◆ Task brief ◆
Exactly as given, repeat all of the entries.
#### Supplied entries
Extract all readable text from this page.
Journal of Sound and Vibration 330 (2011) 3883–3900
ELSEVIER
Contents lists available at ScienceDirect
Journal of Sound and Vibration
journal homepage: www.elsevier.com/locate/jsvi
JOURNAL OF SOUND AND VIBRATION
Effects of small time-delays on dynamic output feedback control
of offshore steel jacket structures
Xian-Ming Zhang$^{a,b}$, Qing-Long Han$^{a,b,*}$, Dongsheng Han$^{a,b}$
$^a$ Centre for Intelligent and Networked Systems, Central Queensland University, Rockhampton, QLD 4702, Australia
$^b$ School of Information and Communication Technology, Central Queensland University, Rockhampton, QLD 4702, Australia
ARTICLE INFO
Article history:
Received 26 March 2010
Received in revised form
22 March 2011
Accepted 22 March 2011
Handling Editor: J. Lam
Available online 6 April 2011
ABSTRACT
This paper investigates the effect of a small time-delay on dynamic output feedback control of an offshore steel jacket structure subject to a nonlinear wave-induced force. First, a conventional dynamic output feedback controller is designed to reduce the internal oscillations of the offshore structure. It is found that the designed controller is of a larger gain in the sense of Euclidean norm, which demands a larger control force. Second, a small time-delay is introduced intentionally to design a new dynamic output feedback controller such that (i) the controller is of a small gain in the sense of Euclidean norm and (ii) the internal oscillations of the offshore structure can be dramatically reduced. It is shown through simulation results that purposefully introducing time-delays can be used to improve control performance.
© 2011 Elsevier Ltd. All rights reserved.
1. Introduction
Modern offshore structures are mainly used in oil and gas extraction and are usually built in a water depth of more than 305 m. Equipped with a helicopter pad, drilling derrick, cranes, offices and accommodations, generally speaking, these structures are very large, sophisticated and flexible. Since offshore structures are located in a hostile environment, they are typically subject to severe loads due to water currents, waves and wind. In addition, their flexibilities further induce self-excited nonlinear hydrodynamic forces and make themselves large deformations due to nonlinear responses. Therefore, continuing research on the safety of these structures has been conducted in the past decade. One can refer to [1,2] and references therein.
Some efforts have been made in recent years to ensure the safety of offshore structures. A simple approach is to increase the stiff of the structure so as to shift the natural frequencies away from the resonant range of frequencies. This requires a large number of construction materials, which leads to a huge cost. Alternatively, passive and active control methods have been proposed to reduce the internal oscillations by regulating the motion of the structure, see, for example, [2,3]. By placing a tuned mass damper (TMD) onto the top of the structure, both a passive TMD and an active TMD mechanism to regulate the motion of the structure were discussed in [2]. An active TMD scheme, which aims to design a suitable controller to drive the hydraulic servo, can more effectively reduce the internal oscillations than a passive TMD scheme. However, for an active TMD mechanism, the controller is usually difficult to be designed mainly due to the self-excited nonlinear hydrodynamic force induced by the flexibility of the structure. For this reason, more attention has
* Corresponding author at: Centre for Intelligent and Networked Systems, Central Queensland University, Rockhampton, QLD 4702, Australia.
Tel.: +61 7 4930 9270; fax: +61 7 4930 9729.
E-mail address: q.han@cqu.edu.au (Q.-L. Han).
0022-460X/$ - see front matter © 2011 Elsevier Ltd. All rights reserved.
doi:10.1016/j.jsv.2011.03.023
########
◆ Solution to this problem ◆
Extract all readable text from this page.
Journal of Sound and Vibration 330 (2011) 3883–3900
ELSEVIER
Contents lists available at ScienceDirect
Journal of Sound and Vibration
journal homepage: www.elsevier.com/locate/jsvi
JOURNAL OF SOUND AND VIBRATION
Effects of small time-delays on dynamic output feedback control
of offshore steel jacket structures
Xian-Ming Zhang$^{a,b}$, Qing-Long Han$^{a,b,*}$, Dongsheng Han$^{a,b}$
$^a$ Centre for Intelligent and Networked Systems, Central Queensland University, Rockhampton, QLD 4702, Australia
$^b$ School of Information and Communication Technology, Central Queensland University, Rockhampton, QLD 4702, Australia
ARTICLE INFO
Article history:
Received 26 March 2010
Received in revised form
22 March 2011
Accepted 22 March 2011
Handling Editor: J. Lam
Available online 6 April 2011
ABSTRACT
This paper investigates the effect of a small time-delay on dynamic output feedback control of an offshore steel jacket structure subject to a nonlinear wave-induced force. First, a conventional dynamic output feedback controller is designed to reduce the internal oscillations of the offshore structure. It is found that the designed controller is of a larger gain in the sense of Euclidean norm, which demands a larger control force. Second, a small time-delay is introduced intentionally to design a new dynamic output feedback controller such that (i) the controller is of a small gain in the sense of Euclidean norm and (ii) the internal oscillations of the offshore structure can be dramatically reduced. It is shown through simulation results that purposefully introducing time-delays can be used to improve control performance.
© 2011 Elsevier Ltd. All rights reserved.
1. Introduction
Modern offshore structures are mainly used in oil and gas extraction and are usually built in a water depth of more than 305 m. Equipped with a helicopter pad, drilling derrick, cranes, offices and accommodations, generally speaking, these structures are very large, sophisticated and flexible. Since offshore structures are located in a hostile environment, they are typically subject to severe loads due to water currents, waves and wind. In addition, their flexibilities further induce self-excited nonlinear hydrodynamic forces and make themselves large deformations due to nonlinear responses. Therefore, continuing research on the safety of these structures has been conducted in the past decade. One can refer to [1,2] and references therein.
Some efforts have been made in recent years to ensure the safety of offshore structures. A simple approach is to increase the stiff of the structure so as to shift the natural frequencies away from the resonant range of frequencies. This requires a large number of construction materials, which leads to a huge cost. Alternatively, passive and active control methods have been proposed to reduce the internal oscillations by regulating the motion of the structure, see, for example, [2,3]. By placing a tuned mass damper (TMD) onto the top of the structure, both a passive TMD and an active TMD mechanism to regulate the motion of the structure were discussed in [2]. An active TMD scheme, which aims to design a suitable controller to drive the hydraulic servo, can more effectively reduce the internal oscillations than a passive TMD scheme. However, for an active TMD mechanism, the controller is usually difficult to be designed mainly due to the self-excited nonlinear hydrodynamic force induced by the flexibility of the structure. For this reason, more attention has
* Corresponding author at: Centre for Intelligent and Networked Systems, Central Queensland University, Rockhampton, QLD 4702, Australia.
Tel.: +61 7 4930 9270; fax: +61 7 4930 9729.
E-mail address: q.han@cqu.edu.au (Q.-L. Han).
0022-460X/$ - see front matter © 2011 Elsevier Ltd. All rights reserved.
doi:10.1016/j.jsv.2011.03.023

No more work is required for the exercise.